■ Stated task:
Go over the listing below line by line and tally those containing "this". Give only the tally.

Dataset records:
## start
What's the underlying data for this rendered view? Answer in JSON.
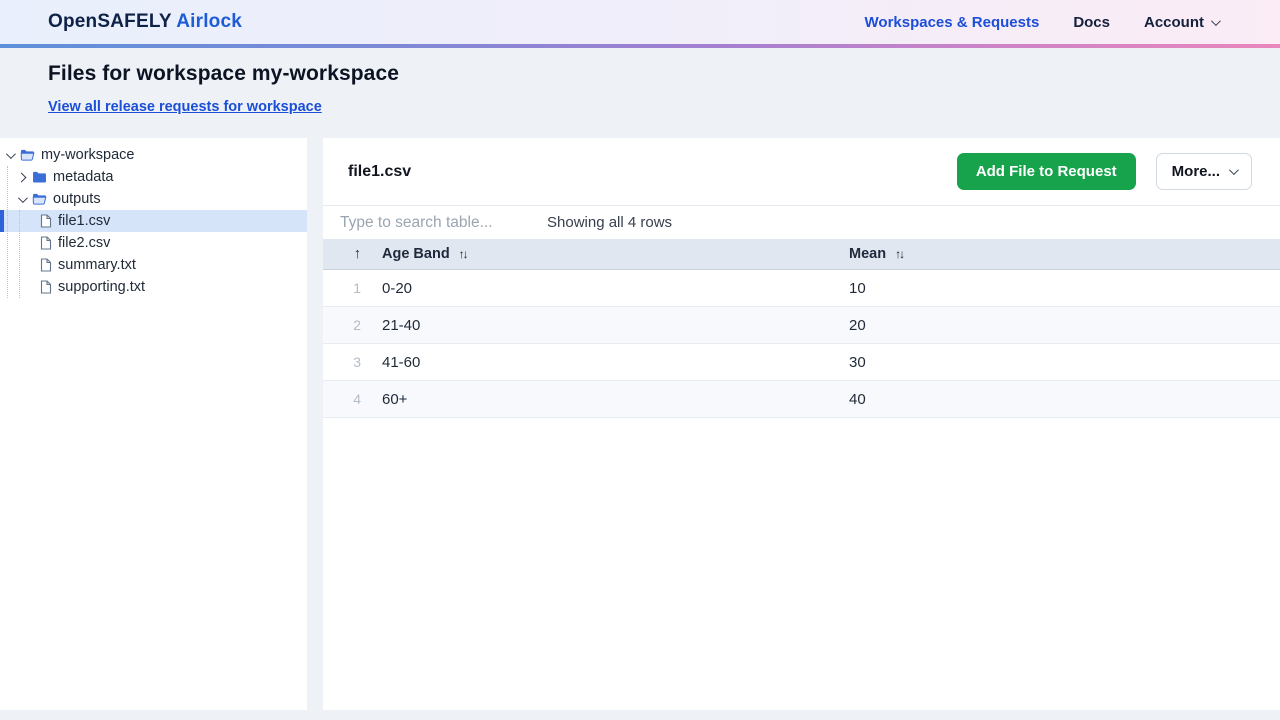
{
  "navbar": {
    "brand": {
      "primary": "OpenSAFELY",
      "secondary": "Airlock"
    },
    "links": [
      {
        "label": "Workspaces & Requests"
      },
      {
        "label": "Docs"
      }
    ],
    "account": {
      "label": "Account",
      "icon": "chevron-down-icon"
    }
  },
  "header": {
    "title": "Files for workspace my-workspace",
    "link": "View all release requests for workspace"
  },
  "file_tree": {
    "items": [
      {
        "label": "my-workspace",
        "level": 0,
        "icon": "folder-open",
        "expanded": true,
        "selected": false
      },
      {
        "label": "metadata",
        "level": 1,
        "icon": "folder-closed",
        "expanded": false,
        "selected": false
      },
      {
        "label": "outputs",
        "level": 1,
        "icon": "folder-open",
        "expanded": true,
        "selected": false
      },
      {
        "label": "file1.csv",
        "level": 2,
        "icon": "file",
        "selected": true
      },
      {
        "label": "file2.csv",
        "level": 2,
        "icon": "file",
        "selected": false
      },
      {
        "label": "summary.txt",
        "level": 2,
        "icon": "file",
        "selected": false
      },
      {
        "label": "supporting.txt",
        "level": 2,
        "icon": "file",
        "selected": false
      }
    ]
  },
  "content": {
    "file_title": "file1.csv",
    "add_file_button": "Add File to Request",
    "more_button": "More...",
    "search_placeholder": "Type to search table...",
    "rows_status": "Showing all 4 rows",
    "table": {
      "sort_ascending_icon": "↑",
      "sort_both_icon": "↑↓",
      "columns": [
        "Age Band",
        "Mean"
      ],
      "rows": [
        {
          "index": "1",
          "age_band": "0-20",
          "mean": "10"
        },
        {
          "index": "2",
          "age_band": "21-40",
          "mean": "20"
        },
        {
          "index": "3",
          "age_band": "41-60",
          "mean": "30"
        },
        {
          "index": "4",
          "age_band": "60+",
          "mean": "40"
        }
      ]
    }
  },
  "colors": {
    "brand_navy": "#0e2146",
    "accent_blue": "#1d4ed8",
    "button_green": "#17a34c",
    "selected_tree_bg": "#d5e4f8",
    "table_header_bg": "#e1e7f0",
    "gradient_border": [
      "#5e90da",
      "#a27fd0",
      "#ea87bc"
    ]
  }
}
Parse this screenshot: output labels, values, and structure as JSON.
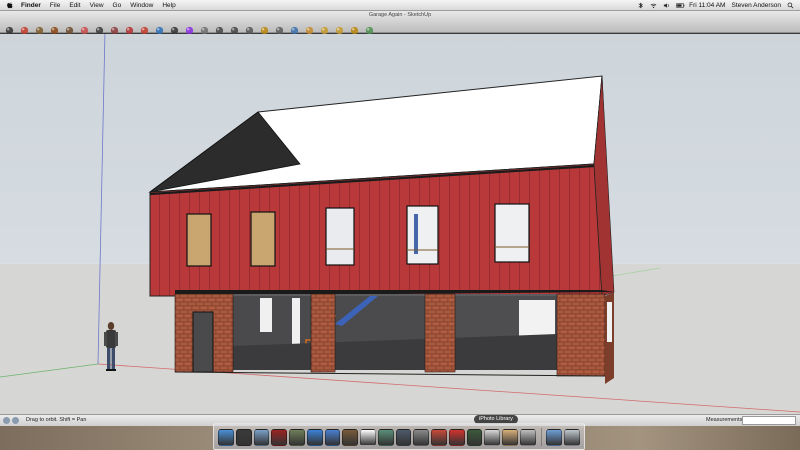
## end
■ Solved exercise:
2